■ Data for this task:
# # #

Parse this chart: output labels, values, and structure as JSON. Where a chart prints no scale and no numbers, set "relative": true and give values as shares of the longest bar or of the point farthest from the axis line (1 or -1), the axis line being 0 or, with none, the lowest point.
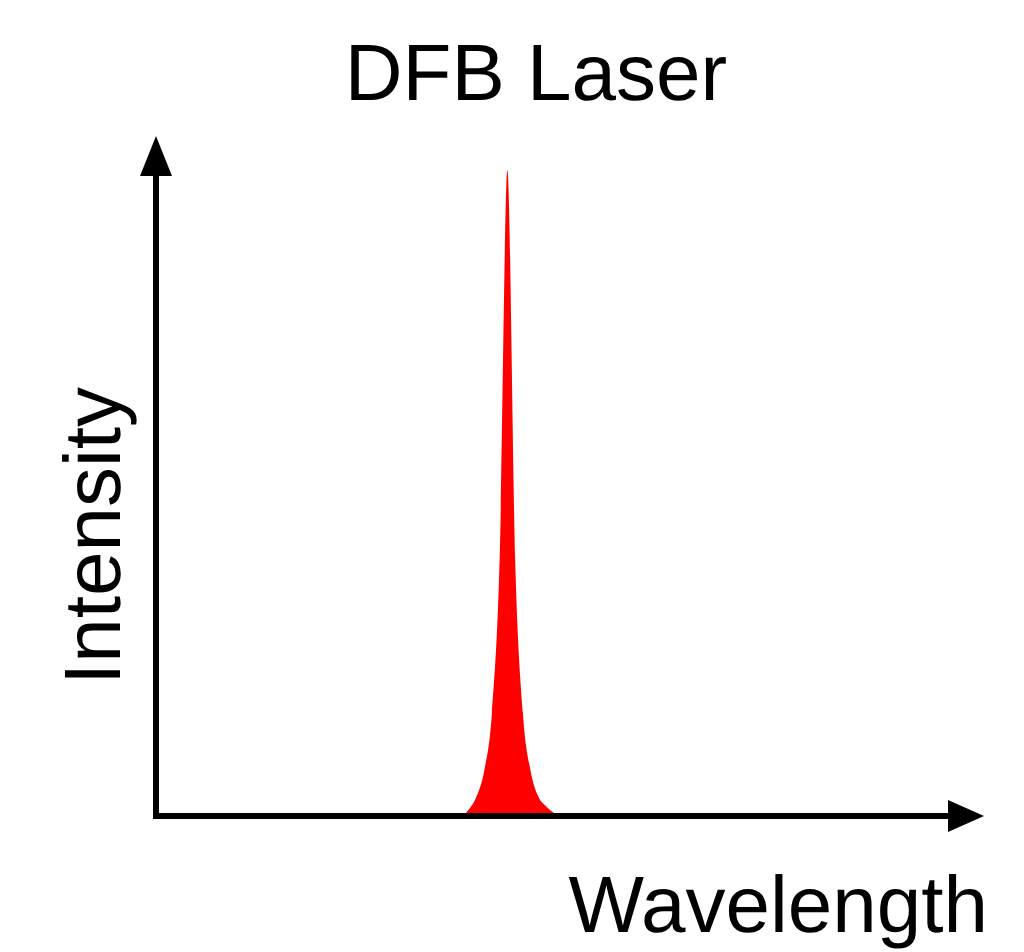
{
  "chart_data": {
    "type": "area",
    "title": "DFB Laser",
    "xlabel": "Wavelength",
    "ylabel": "Intensity",
    "relative": true,
    "categories": [
      null,
      null,
      null,
      null,
      null,
      null,
      null,
      null,
      null,
      null,
      null,
      null,
      null,
      null,
      null,
      null,
      null,
      null,
      null,
      null,
      null,
      null,
      null,
      null,
      null,
      null,
      null,
      null,
      null,
      null,
      null,
      null,
      null,
      null,
      null,
      null,
      null,
      null,
      null,
      null,
      null,
      null,
      null,
      null,
      null,
      null,
      null,
      null,
      null,
      null,
      null,
      null,
      null,
      null,
      null,
      null,
      null,
      null,
      null,
      null,
      null,
      null,
      null,
      null,
      null,
      null,
      null,
      null,
      null,
      null,
      null,
      null,
      null,
      null,
      null,
      null,
      null,
      null,
      null,
      null,
      null,
      null,
      null,
      null,
      null,
      null,
      null,
      null,
      null,
      null,
      null,
      null,
      null,
      null,
      null,
      null,
      null,
      null,
      null,
      null,
      null
    ],
    "series": [
      {
        "color": "#ff0000",
        "values": [
          0,
          0,
          0,
          0,
          0,
          0,
          0,
          0,
          0,
          0,
          0,
          0,
          0,
          0,
          0,
          0,
          0,
          0,
          0,
          0,
          0,
          0,
          0,
          0,
          0,
          0,
          0,
          0,
          0,
          0,
          0,
          0,
          0,
          0,
          0,
          0,
          0,
          0,
          0,
          0,
          0.01,
          0.03,
          0.07,
          0.16,
          0.4,
          1,
          0.4,
          0.16,
          0.07,
          0.03,
          0.015,
          0.005,
          0,
          0,
          0,
          0,
          0,
          0,
          0,
          0,
          0,
          0,
          0,
          0,
          0,
          0,
          0,
          0,
          0,
          0,
          0,
          0,
          0,
          0,
          0,
          0,
          0,
          0,
          0,
          0,
          0,
          0,
          0,
          0,
          0,
          0,
          0,
          0,
          0,
          0,
          0,
          0,
          0,
          0,
          0,
          0,
          0,
          0,
          0,
          0,
          0
        ]
      }
    ]
  }
}
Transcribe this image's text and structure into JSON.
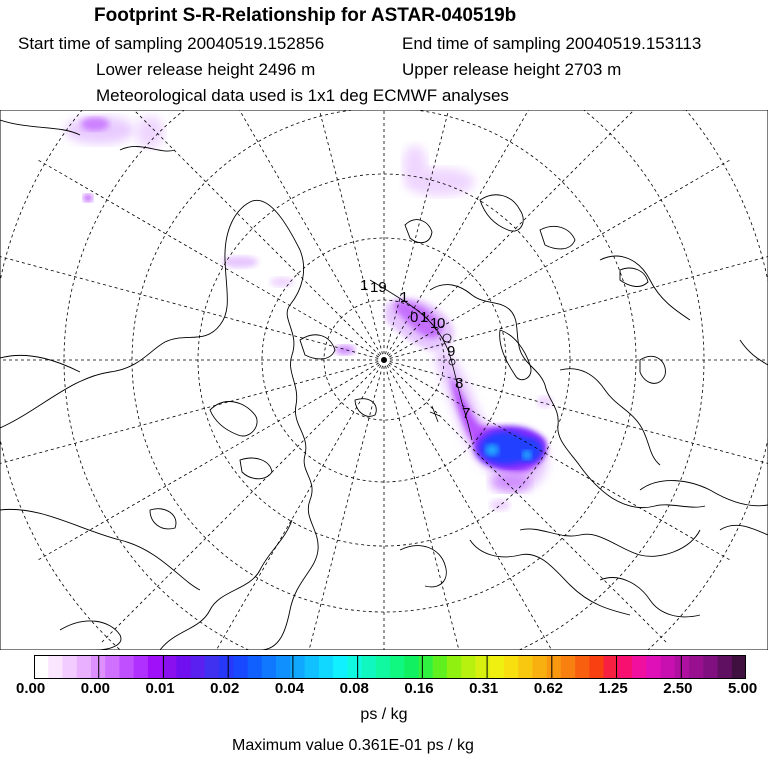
{
  "header": {
    "title": "Footprint S-R-Relationship for ASTAR-040519b",
    "start_time": "Start time of sampling 20040519.152856",
    "end_time": "End time of sampling 20040519.153113",
    "lower_height": "Lower release height 2496 m",
    "upper_height": "Upper release height 2703 m",
    "met_data": "Meteorological data used is 1x1 deg ECMWF analyses"
  },
  "map": {
    "projection": "polar stereographic, North Pole",
    "trajectory_labels": [
      "1",
      "19",
      "1",
      "1",
      "0",
      "1",
      "0",
      "9",
      "8",
      "7"
    ],
    "plume_colors": [
      "#e6c6ff",
      "#c060ff",
      "#7a2cff",
      "#2040ff",
      "#20a8ff"
    ]
  },
  "colorbar": {
    "ticks": [
      "0.00",
      "0.00",
      "0.01",
      "0.02",
      "0.04",
      "0.08",
      "0.16",
      "0.31",
      "0.62",
      "1.25",
      "2.50",
      "5.00"
    ],
    "colors": [
      "#ffffff",
      "#fbe6ff",
      "#f2ccff",
      "#e8b0ff",
      "#de90ff",
      "#d070ff",
      "#c050ff",
      "#b030ff",
      "#a010f8",
      "#8a10f0",
      "#7010f0",
      "#5a20f0",
      "#4030f0",
      "#2838f8",
      "#1848ff",
      "#1060ff",
      "#1078ff",
      "#1090ff",
      "#10a8ff",
      "#10c0ff",
      "#10d8ff",
      "#10f0ff",
      "#10f8e0",
      "#10f8c0",
      "#10f8a0",
      "#10f880",
      "#10f060",
      "#30f040",
      "#60f020",
      "#90f010",
      "#b8f010",
      "#d8f010",
      "#f0f010",
      "#f8e010",
      "#f8c810",
      "#f8b010",
      "#f89810",
      "#f88010",
      "#f86010",
      "#f84010",
      "#f82040",
      "#f81070",
      "#f010a0",
      "#e010b8",
      "#c810b0",
      "#b010a0",
      "#981090",
      "#801080",
      "#601060",
      "#401040"
    ],
    "units": "ps / kg"
  },
  "footer": {
    "max_value": "Maximum value  0.361E-01 ps / kg"
  }
}
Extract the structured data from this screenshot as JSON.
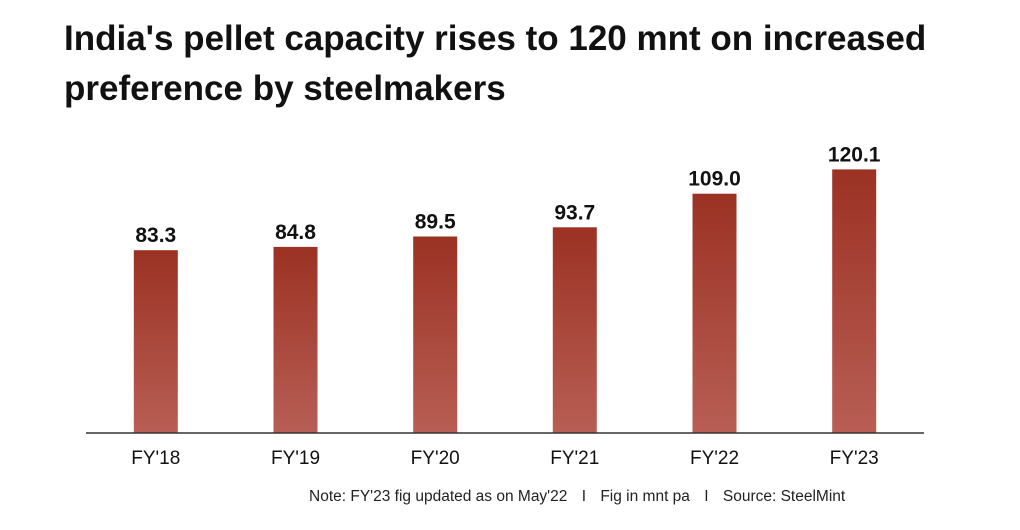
{
  "chart_data": {
    "type": "bar",
    "title": "India's pellet capacity rises to 120 mnt on increased preference by steelmakers",
    "categories": [
      "FY'18",
      "FY'19",
      "FY'20",
      "FY'21",
      "FY'22",
      "FY'23"
    ],
    "values": [
      83.3,
      84.8,
      89.5,
      93.7,
      109.0,
      120.1
    ],
    "value_labels": [
      "83.3",
      "84.8",
      "89.5",
      "93.7",
      "109.0",
      "120.1"
    ],
    "unit": "mnt pa",
    "xlabel": "",
    "ylabel": "",
    "ylim": [
      0,
      135
    ],
    "grid": false,
    "legend": "none",
    "bar_color_top": "#9b3224",
    "bar_color_bottom": "#b85e54"
  },
  "footer": {
    "note": "Note: FY'23 fig updated as on May'22",
    "separator": "I",
    "unit_note": "Fig in mnt pa",
    "source": "Source: SteelMint"
  }
}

# # #

■ Work to complete: Set down the material exactly, every line of it, except for the pictures.

■ Answer to the problem:
Parse this chart: output labels, values, and structure as JSON. Where a chart prints no scale and no numbers, set "relative": true and give values as shares of the longest bar or of the point farthest from the axis line (1 or -1), the axis line being 0 or, with none, the lowest point.
{
  "chart_data": {
    "type": "area",
    "title": "DFB Laser",
    "xlabel": "Wavelength",
    "ylabel": "Intensity",
    "relative": true,
    "categories": [
      null,
      null,
      null,
      null,
      null,
      null,
      null,
      null,
      null,
      null,
      null,
      null,
      null,
      null,
      null,
      null,
      null,
      null,
      null,
      null,
      null,
      null,
      null,
      null,
      null,
      null,
      null,
      null,
      null,
      null,
      null,
      null,
      null,
      null,
      null,
      null,
      null,
      null,
      null,
      null,
      null,
      null,
      null,
      null,
      null,
      null,
      null,
      null,
      null,
      null,
      null,
      null,
      null,
      null,
      null,
      null,
      null,
      null,
      null,
      null,
      null,
      null,
      null,
      null,
      null,
      null,
      null,
      null,
      null,
      null,
      null,
      null,
      null,
      null,
      null,
      null,
      null,
      null,
      null,
      null,
      null,
      null,
      null,
      null,
      null,
      null,
      null,
      null,
      null,
      null,
      null,
      null,
      null,
      null,
      null,
      null,
      null,
      null,
      null,
      null,
      null
    ],
    "series": [
      {
        "color": "#ff0000",
        "values": [
          0,
          0,
          0,
          0,
          0,
          0,
          0,
          0,
          0,
          0,
          0,
          0,
          0,
          0,
          0,
          0,
          0,
          0,
          0,
          0,
          0,
          0,
          0,
          0,
          0,
          0,
          0,
          0,
          0,
          0,
          0,
          0,
          0,
          0,
          0,
          0,
          0,
          0,
          0,
          0,
          0.01,
          0.03,
          0.07,
          0.16,
          0.4,
          1,
          0.4,
          0.16,
          0.07,
          0.03,
          0.015,
          0.005,
          0,
          0,
          0,
          0,
          0,
          0,
          0,
          0,
          0,
          0,
          0,
          0,
          0,
          0,
          0,
          0,
          0,
          0,
          0,
          0,
          0,
          0,
          0,
          0,
          0,
          0,
          0,
          0,
          0,
          0,
          0,
          0,
          0,
          0,
          0,
          0,
          0,
          0,
          0,
          0,
          0,
          0,
          0,
          0,
          0,
          0,
          0,
          0,
          0
        ]
      }
    ]
  }
}
Transcribe this image's text and structure into JSON.
{
  "header": {
    "title": "Footprint S-R-Relationship for ASTAR-040519b",
    "start_time": "Start time of sampling 20040519.152856",
    "end_time": "End time of sampling 20040519.153113",
    "lower_height": "Lower release height 2496 m",
    "upper_height": "Upper release height 2703 m",
    "met_data": "Meteorological data used is 1x1 deg ECMWF analyses"
  },
  "map": {
    "projection": "polar stereographic, North Pole",
    "trajectory_labels": [
      "1",
      "19",
      "1",
      "1",
      "0",
      "1",
      "0",
      "9",
      "8",
      "7"
    ],
    "plume_colors": [
      "#e6c6ff",
      "#c060ff",
      "#7a2cff",
      "#2040ff",
      "#20a8ff"
    ]
  },
  "colorbar": {
    "ticks": [
      "0.00",
      "0.00",
      "0.01",
      "0.02",
      "0.04",
      "0.08",
      "0.16",
      "0.31",
      "0.62",
      "1.25",
      "2.50",
      "5.00"
    ],
    "colors": [
      "#ffffff",
      "#fbe6ff",
      "#f2ccff",
      "#e8b0ff",
      "#de90ff",
      "#d070ff",
      "#c050ff",
      "#b030ff",
      "#a010f8",
      "#8a10f0",
      "#7010f0",
      "#5a20f0",
      "#4030f0",
      "#2838f8",
      "#1848ff",
      "#1060ff",
      "#1078ff",
      "#1090ff",
      "#10a8ff",
      "#10c0ff",
      "#10d8ff",
      "#10f0ff",
      "#10f8e0",
      "#10f8c0",
      "#10f8a0",
      "#10f880",
      "#10f060",
      "#30f040",
      "#60f020",
      "#90f010",
      "#b8f010",
      "#d8f010",
      "#f0f010",
      "#f8e010",
      "#f8c810",
      "#f8b010",
      "#f89810",
      "#f88010",
      "#f86010",
      "#f84010",
      "#f82040",
      "#f81070",
      "#f010a0",
      "#e010b8",
      "#c810b0",
      "#b010a0",
      "#981090",
      "#801080",
      "#601060",
      "#401040"
    ],
    "units": "ps / kg"
  },
  "footer": {
    "max_value": "Maximum value  0.361E-01 ps / kg"
  }
}
Extract the structured data from this screenshot as JSON.
{
  "chart_data": {
    "type": "bar",
    "title": "India's pellet capacity rises to 120 mnt on increased preference by steelmakers",
    "categories": [
      "FY'18",
      "FY'19",
      "FY'20",
      "FY'21",
      "FY'22",
      "FY'23"
    ],
    "values": [
      83.3,
      84.8,
      89.5,
      93.7,
      109.0,
      120.1
    ],
    "value_labels": [
      "83.3",
      "84.8",
      "89.5",
      "93.7",
      "109.0",
      "120.1"
    ],
    "unit": "mnt pa",
    "xlabel": "",
    "ylabel": "",
    "ylim": [
      0,
      135
    ],
    "grid": false,
    "legend": "none",
    "bar_color_top": "#9b3224",
    "bar_color_bottom": "#b85e54"
  },
  "footer": {
    "note": "Note: FY'23 fig updated as on May'22",
    "separator": "I",
    "unit_note": "Fig in mnt pa",
    "source": "Source: SteelMint"
  }
}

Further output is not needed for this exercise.